Data entries:
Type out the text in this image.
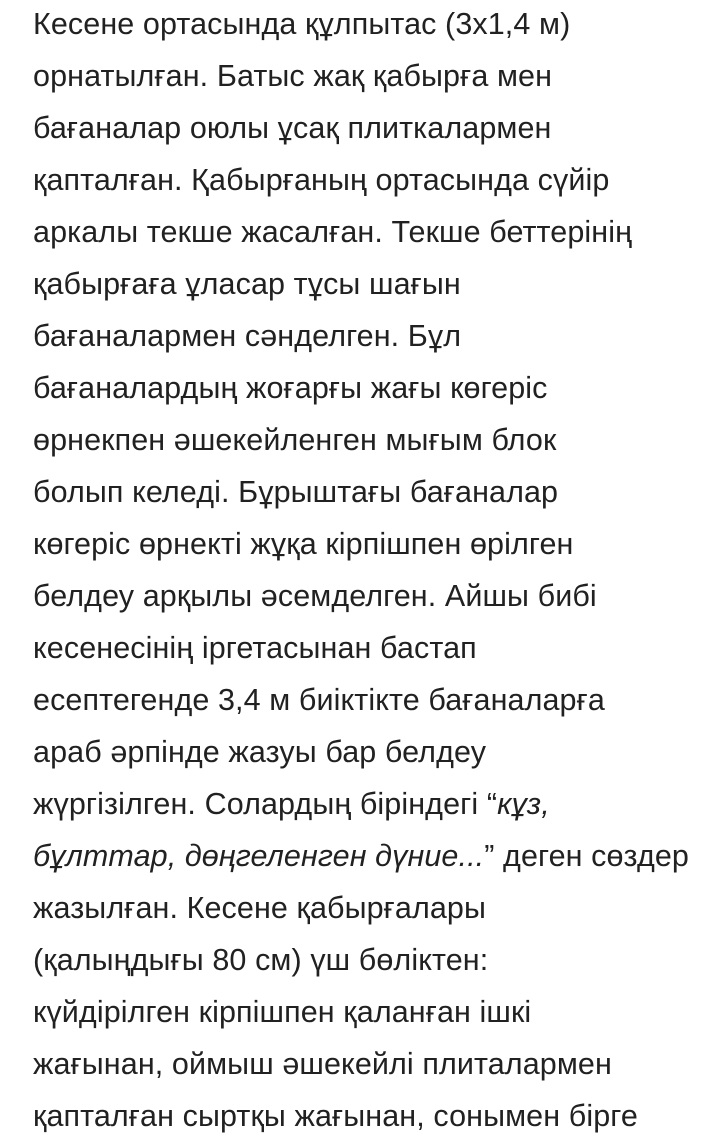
Кесене ортасында құлпытас (3х1,4 м)
орнатылған. Батыс жақ қабырға мен
бағаналар оюлы ұсақ плиткалармен
қапталған. Қабырғаның ортасында сүйір
аркалы текше жасалған. Текше беттерінің
қабырғаға ұласар тұсы шағын
бағаналармен сәнделген. Бұл
бағаналардың жоғарғы жағы көгеріс
өрнекпен әшекейленген мығым блок
болып келеді. Бұрыштағы бағаналар
көгеріс өрнекті жұқа кірпішпен өрілген
белдеу арқылы әсемделген. Айшы бибі
кесенесінің іргетасынан бастап
есептегенде 3,4 м биіктікте бағаналарға
араб әрпінде жазуы бар белдеу
жүргізілген. Солардың біріндегі “кұз,
бұлттар, дөңгеленген дүние...” деген сөздер
жазылған. Кесене қабырғалары
(қалыңдығы 80 см) үш бөліктен:
күйдірілген кірпішпен қаланған ішкі
жағынан, оймыш әшекейлі плиталармен
қапталған сыртқы жағынан, сонымен бірге
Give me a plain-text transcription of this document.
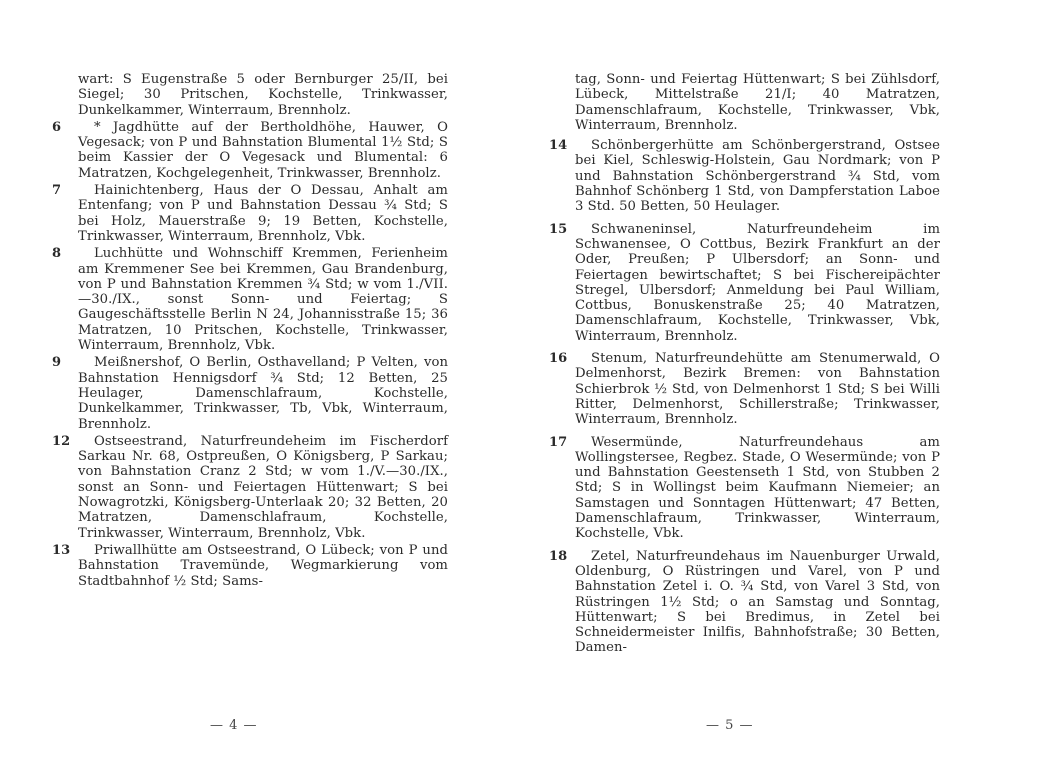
wart: S Eugenstraße 5 oder Bernburger 25/II, bei Siegel; 30 Pritschen, Kochstelle, Trinkwasser, Dunkelkammer, Winterraum, Brennholz.
6	* Jagdhütte auf der Bertholdhöhe, Hauwer, O Vegesack; von P und Bahnstation Blumental 1½ Std; S beim Kassier der O Vegesack und Blumental: 6 Matratzen, Kochgelegenheit, Trinkwasser, Brennholz.
7	Hainichtenberg, Haus der O Dessau, Anhalt am Entenfang; von P und Bahnstation Dessau ¾ Std; S bei Holz, Mauerstraße 9; 19 Betten, Kochstelle, Trinkwasser, Winterraum, Brennholz, Vbk.
8	Luchhütte und Wohnschiff Kremmen, Ferienheim am Kremmener See bei Kremmen, Gau Brandenburg, von P und Bahnstation Kremmen ¾ Std; w vom 1./VII.—30./IX., sonst Sonn- und Feiertag; S Gaugeschäftsstelle Berlin N 24, Johannisstraße 15; 36 Matratzen, 10 Pritschen, Kochstelle, Trinkwasser, Winterraum, Brennholz, Vbk.
9	Meißnershof, O Berlin, Osthavelland; P Velten, von Bahnstation Hennigsdorf ¾ Std; 12 Betten, 25 Heulager, Damenschlafraum, Kochstelle, Dunkelkammer, Trinkwasser, Tb, Vbk, Winterraum, Brennholz.
12	Ostseestrand, Naturfreundeheim im Fischerdorf Sarkau Nr. 68, Ostpreußen, O Königsberg, P Sarkau; von Bahnstation Cranz 2 Std; w vom 1./V.—30./IX., sonst an Sonn- und Feiertagen Hüttenwart; S bei Nowagrotzki, Königsberg-Unterlaak 20; 32 Betten, 20 Matratzen, Damenschlafraum, Kochstelle, Trinkwasser, Winterraum, Brennholz, Vbk.
13	Priwallhütte am Ostseestrand, O Lübeck; von P und Bahnstation Travemünde, Wegmarkierung vom Stadtbahnhof ½ Std; Sams-
tag, Sonn- und Feiertag Hüttenwart; S bei Zühlsdorf, Lübeck, Mittelstraße 21/I; 40 Matratzen, Damenschlafraum, Kochstelle, Trinkwasser, Vbk, Winterraum, Brennholz.
14	Schönbergerhütte am Schönbergerstrand, Ostsee bei Kiel, Schleswig-Holstein, Gau Nordmark; von P und Bahnstation Schönbergerstrand ¾ Std, vom Bahnhof Schönberg 1 Std, von Dampferstation Laboe 3 Std. 50 Betten, 50 Heulager.
15	Schwaneninsel, Naturfreundeheim im Schwanensee, O Cottbus, Bezirk Frankfurt an der Oder, Preußen; P Ulbersdorf; an Sonn- und Feiertagen bewirtschaftet; S bei Fischereipächter Stregel, Ulbersdorf; Anmeldung bei Paul William, Cottbus, Bonuskenstraße 25; 40 Matratzen, Damenschlafraum, Kochstelle, Trinkwasser, Vbk, Winterraum, Brennholz.
16	Stenum, Naturfreundehütte am Stenumerwald, O Delmenhorst, Bezirk Bremen: von Bahnstation Schierbrok ½ Std, von Delmenhorst 1 Std; S bei Willi Ritter, Delmenhorst, Schillerstraße; Trinkwasser, Winterraum, Brennholz.
17	Wesermünde, Naturfreundehaus am Wollingstersee, Regbez. Stade, O Wesermünde; von P und Bahnstation Geestenseth 1 Std, von Stubben 2 Std; S in Wollingst beim Kaufmann Niemeier; an Samstagen und Sonntagen Hüttenwart; 47 Betten, Damenschlafraum, Trinkwasser, Winterraum, Kochstelle, Vbk.
18	Zetel, Naturfreundehaus im Nauenburger Urwald, Oldenburg, O Rüstringen und Varel, von P und Bahnstation Zetel i. O. ¾ Std, von Varel 3 Std, von Rüstringen 1½ Std; o an Samstag und Sonntag, Hüttenwart; S bei Bredimus, in Zetel bei Schneidermeister Inilfis, Bahnhofstraße; 30 Betten, Damen-
— 4 —	— 5 —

Your objective: Gather from the data above every line with the string "Naturfreundehaus".

The output:
17	Wesermünde, Naturfreundehaus am Wollingstersee, Regbez. Stade, O Wesermünde; von P und Bahnstation Geestenseth 1 Std, von Stubben 2 Std; S in Wollingst beim Kaufmann Niemeier; an Samstagen und Sonntagen Hüttenwart; 47 Betten, Damenschlafraum, Trinkwasser, Winterraum, Kochstelle, Vbk.
18	Zetel, Naturfreundehaus im Nauenburger Urwald, Oldenburg, O Rüstringen und Varel, von P und Bahnstation Zetel i. O. ¾ Std, von Varel 3 Std, von Rüstringen 1½ Std; o an Samstag und Sonntag, Hüttenwart; S bei Bredimus, in Zetel bei Schneidermeister Inilfis, Bahnhofstraße; 30 Betten, Damen-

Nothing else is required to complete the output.